(begin)
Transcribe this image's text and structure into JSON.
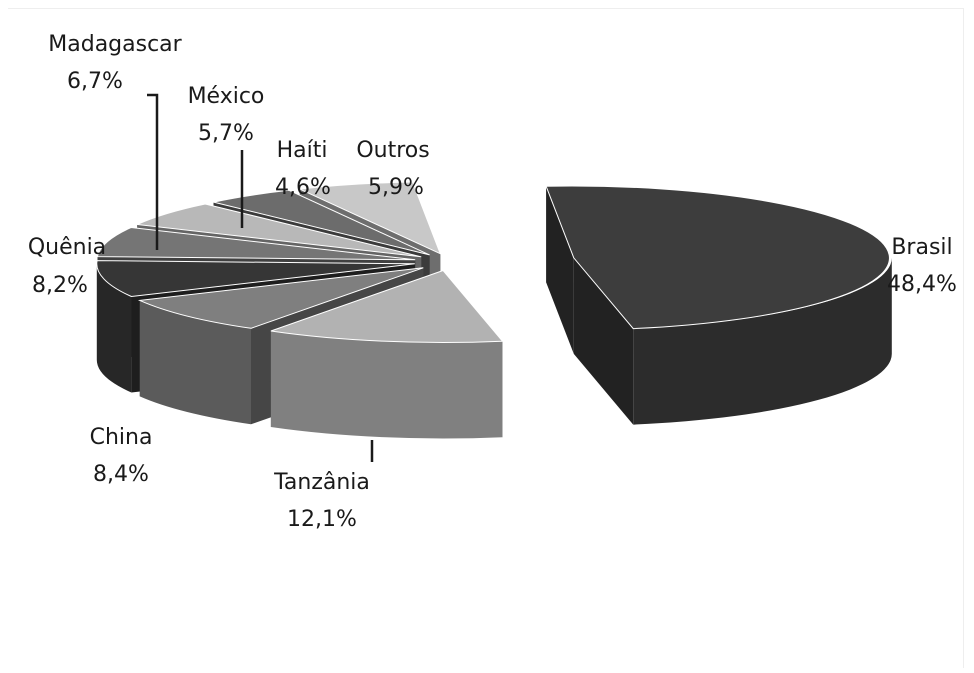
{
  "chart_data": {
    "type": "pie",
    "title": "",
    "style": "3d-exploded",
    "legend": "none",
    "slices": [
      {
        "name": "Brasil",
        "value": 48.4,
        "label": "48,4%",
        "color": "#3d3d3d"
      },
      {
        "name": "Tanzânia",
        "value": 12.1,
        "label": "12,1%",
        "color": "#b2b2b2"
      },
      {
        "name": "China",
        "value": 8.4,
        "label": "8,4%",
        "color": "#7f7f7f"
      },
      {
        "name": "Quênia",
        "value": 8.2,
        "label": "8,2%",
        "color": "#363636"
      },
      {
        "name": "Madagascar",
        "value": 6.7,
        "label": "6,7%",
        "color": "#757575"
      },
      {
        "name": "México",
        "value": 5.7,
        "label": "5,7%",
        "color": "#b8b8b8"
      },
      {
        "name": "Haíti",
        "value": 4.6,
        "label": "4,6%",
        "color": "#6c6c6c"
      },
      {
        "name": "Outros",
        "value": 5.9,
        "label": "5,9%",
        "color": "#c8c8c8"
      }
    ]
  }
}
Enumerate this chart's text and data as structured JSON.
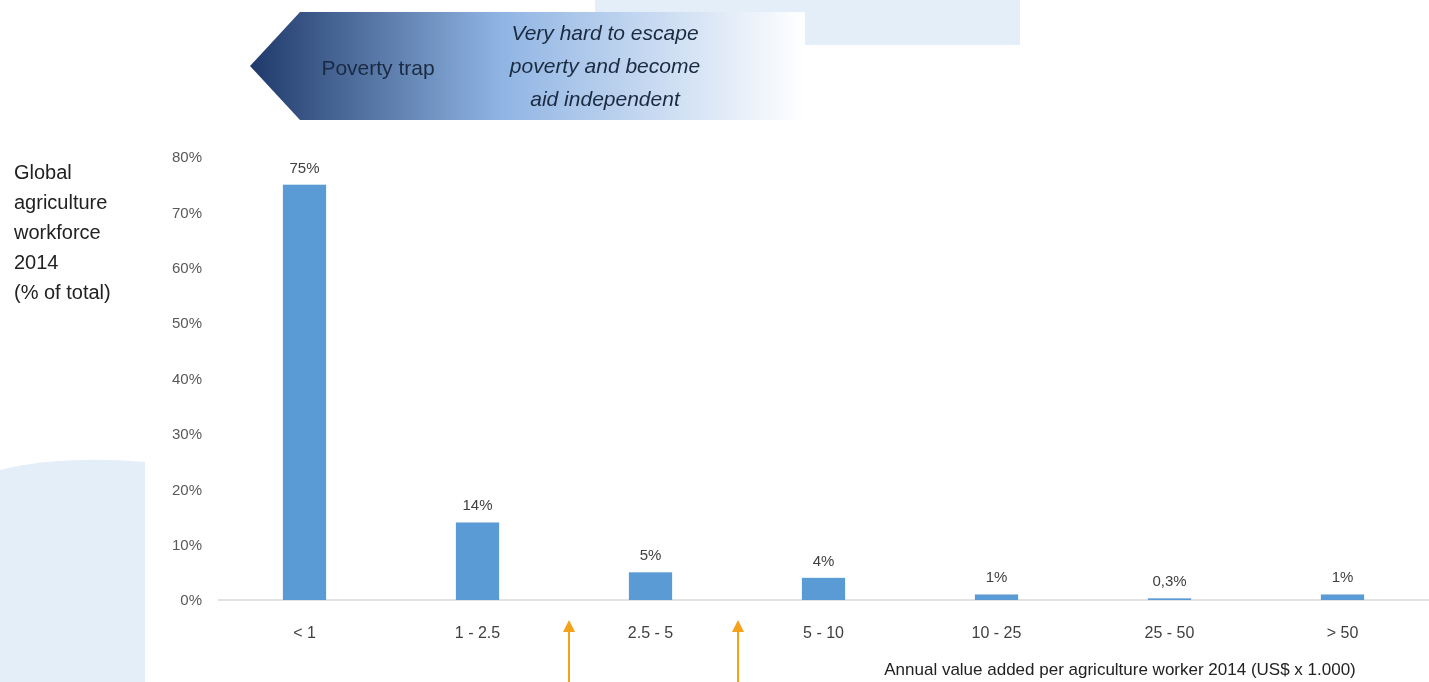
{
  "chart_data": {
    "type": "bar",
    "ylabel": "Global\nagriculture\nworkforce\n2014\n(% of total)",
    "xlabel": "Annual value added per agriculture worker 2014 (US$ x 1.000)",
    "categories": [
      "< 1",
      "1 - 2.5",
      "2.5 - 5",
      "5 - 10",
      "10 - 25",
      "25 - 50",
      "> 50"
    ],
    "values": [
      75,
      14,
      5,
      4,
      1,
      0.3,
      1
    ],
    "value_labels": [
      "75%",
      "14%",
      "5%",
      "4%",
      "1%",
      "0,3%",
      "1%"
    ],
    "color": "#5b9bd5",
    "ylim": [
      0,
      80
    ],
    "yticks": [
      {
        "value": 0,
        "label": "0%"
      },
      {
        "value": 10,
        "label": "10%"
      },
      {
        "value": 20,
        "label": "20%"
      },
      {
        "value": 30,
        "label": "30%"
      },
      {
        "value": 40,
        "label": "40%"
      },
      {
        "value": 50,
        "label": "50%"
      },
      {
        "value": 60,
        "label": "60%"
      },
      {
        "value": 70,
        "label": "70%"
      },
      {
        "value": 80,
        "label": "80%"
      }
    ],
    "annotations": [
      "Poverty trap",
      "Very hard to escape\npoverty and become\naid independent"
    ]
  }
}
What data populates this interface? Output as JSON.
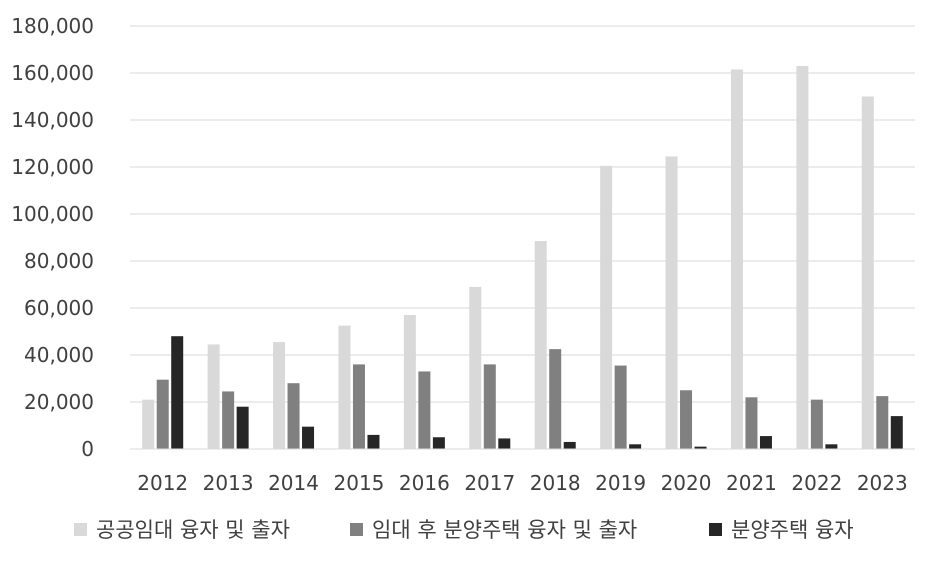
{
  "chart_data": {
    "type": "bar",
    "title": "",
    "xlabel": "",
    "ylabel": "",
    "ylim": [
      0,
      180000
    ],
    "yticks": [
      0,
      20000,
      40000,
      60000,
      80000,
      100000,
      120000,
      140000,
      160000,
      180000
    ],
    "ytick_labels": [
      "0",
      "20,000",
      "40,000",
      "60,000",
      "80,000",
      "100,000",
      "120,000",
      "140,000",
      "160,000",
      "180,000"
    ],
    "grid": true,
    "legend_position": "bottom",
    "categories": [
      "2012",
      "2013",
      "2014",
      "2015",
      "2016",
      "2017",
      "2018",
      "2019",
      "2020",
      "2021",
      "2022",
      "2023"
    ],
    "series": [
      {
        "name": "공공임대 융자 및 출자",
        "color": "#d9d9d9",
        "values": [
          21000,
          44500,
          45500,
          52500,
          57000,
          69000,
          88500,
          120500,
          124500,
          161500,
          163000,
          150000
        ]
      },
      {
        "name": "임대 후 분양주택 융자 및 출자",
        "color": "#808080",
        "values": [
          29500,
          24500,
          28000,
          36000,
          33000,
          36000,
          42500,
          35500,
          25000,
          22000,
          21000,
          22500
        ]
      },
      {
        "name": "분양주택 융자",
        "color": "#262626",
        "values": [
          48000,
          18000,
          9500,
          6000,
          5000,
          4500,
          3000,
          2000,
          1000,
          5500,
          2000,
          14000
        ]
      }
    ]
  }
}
(end)
## Short problem
Every line above should be repeated exactly; pictures stay out of the copy.

## Result of this exercise
Transcribe this image's text and structure into JSON.
{
  "chart_data": {
    "type": "pie",
    "title": "",
    "style": "3d-exploded",
    "legend": "none",
    "slices": [
      {
        "name": "Brasil",
        "value": 48.4,
        "label": "48,4%",
        "color": "#3d3d3d"
      },
      {
        "name": "Tanzânia",
        "value": 12.1,
        "label": "12,1%",
        "color": "#b2b2b2"
      },
      {
        "name": "China",
        "value": 8.4,
        "label": "8,4%",
        "color": "#7f7f7f"
      },
      {
        "name": "Quênia",
        "value": 8.2,
        "label": "8,2%",
        "color": "#363636"
      },
      {
        "name": "Madagascar",
        "value": 6.7,
        "label": "6,7%",
        "color": "#757575"
      },
      {
        "name": "México",
        "value": 5.7,
        "label": "5,7%",
        "color": "#b8b8b8"
      },
      {
        "name": "Haíti",
        "value": 4.6,
        "label": "4,6%",
        "color": "#6c6c6c"
      },
      {
        "name": "Outros",
        "value": 5.9,
        "label": "5,9%",
        "color": "#c8c8c8"
      }
    ]
  }
}
Enumerate this chart's text and data as structured JSON.
{
  "chart_data": {
    "type": "bar",
    "ylabel": "Global\nagriculture\nworkforce\n2014\n(% of total)",
    "xlabel": "Annual value added per agriculture worker 2014 (US$ x 1.000)",
    "categories": [
      "< 1",
      "1 - 2.5",
      "2.5 - 5",
      "5 - 10",
      "10 - 25",
      "25 - 50",
      "> 50"
    ],
    "values": [
      75,
      14,
      5,
      4,
      1,
      0.3,
      1
    ],
    "value_labels": [
      "75%",
      "14%",
      "5%",
      "4%",
      "1%",
      "0,3%",
      "1%"
    ],
    "color": "#5b9bd5",
    "ylim": [
      0,
      80
    ],
    "yticks": [
      {
        "value": 0,
        "label": "0%"
      },
      {
        "value": 10,
        "label": "10%"
      },
      {
        "value": 20,
        "label": "20%"
      },
      {
        "value": 30,
        "label": "30%"
      },
      {
        "value": 40,
        "label": "40%"
      },
      {
        "value": 50,
        "label": "50%"
      },
      {
        "value": 60,
        "label": "60%"
      },
      {
        "value": 70,
        "label": "70%"
      },
      {
        "value": 80,
        "label": "80%"
      }
    ],
    "annotations": [
      "Poverty trap",
      "Very hard to escape\npoverty and become\naid independent"
    ]
  }
}
What data populates this interface? Output as JSON.
{
  "chart_data": {
    "type": "bar",
    "title": "",
    "xlabel": "",
    "ylabel": "",
    "ylim": [
      0,
      180000
    ],
    "yticks": [
      0,
      20000,
      40000,
      60000,
      80000,
      100000,
      120000,
      140000,
      160000,
      180000
    ],
    "ytick_labels": [
      "0",
      "20,000",
      "40,000",
      "60,000",
      "80,000",
      "100,000",
      "120,000",
      "140,000",
      "160,000",
      "180,000"
    ],
    "grid": true,
    "legend_position": "bottom",
    "categories": [
      "2012",
      "2013",
      "2014",
      "2015",
      "2016",
      "2017",
      "2018",
      "2019",
      "2020",
      "2021",
      "2022",
      "2023"
    ],
    "series": [
      {
        "name": "공공임대 융자 및 출자",
        "color": "#d9d9d9",
        "values": [
          21000,
          44500,
          45500,
          52500,
          57000,
          69000,
          88500,
          120500,
          124500,
          161500,
          163000,
          150000
        ]
      },
      {
        "name": "임대 후 분양주택 융자 및 출자",
        "color": "#808080",
        "values": [
          29500,
          24500,
          28000,
          36000,
          33000,
          36000,
          42500,
          35500,
          25000,
          22000,
          21000,
          22500
        ]
      },
      {
        "name": "분양주택 융자",
        "color": "#262626",
        "values": [
          48000,
          18000,
          9500,
          6000,
          5000,
          4500,
          3000,
          2000,
          1000,
          5500,
          2000,
          14000
        ]
      }
    ]
  }
}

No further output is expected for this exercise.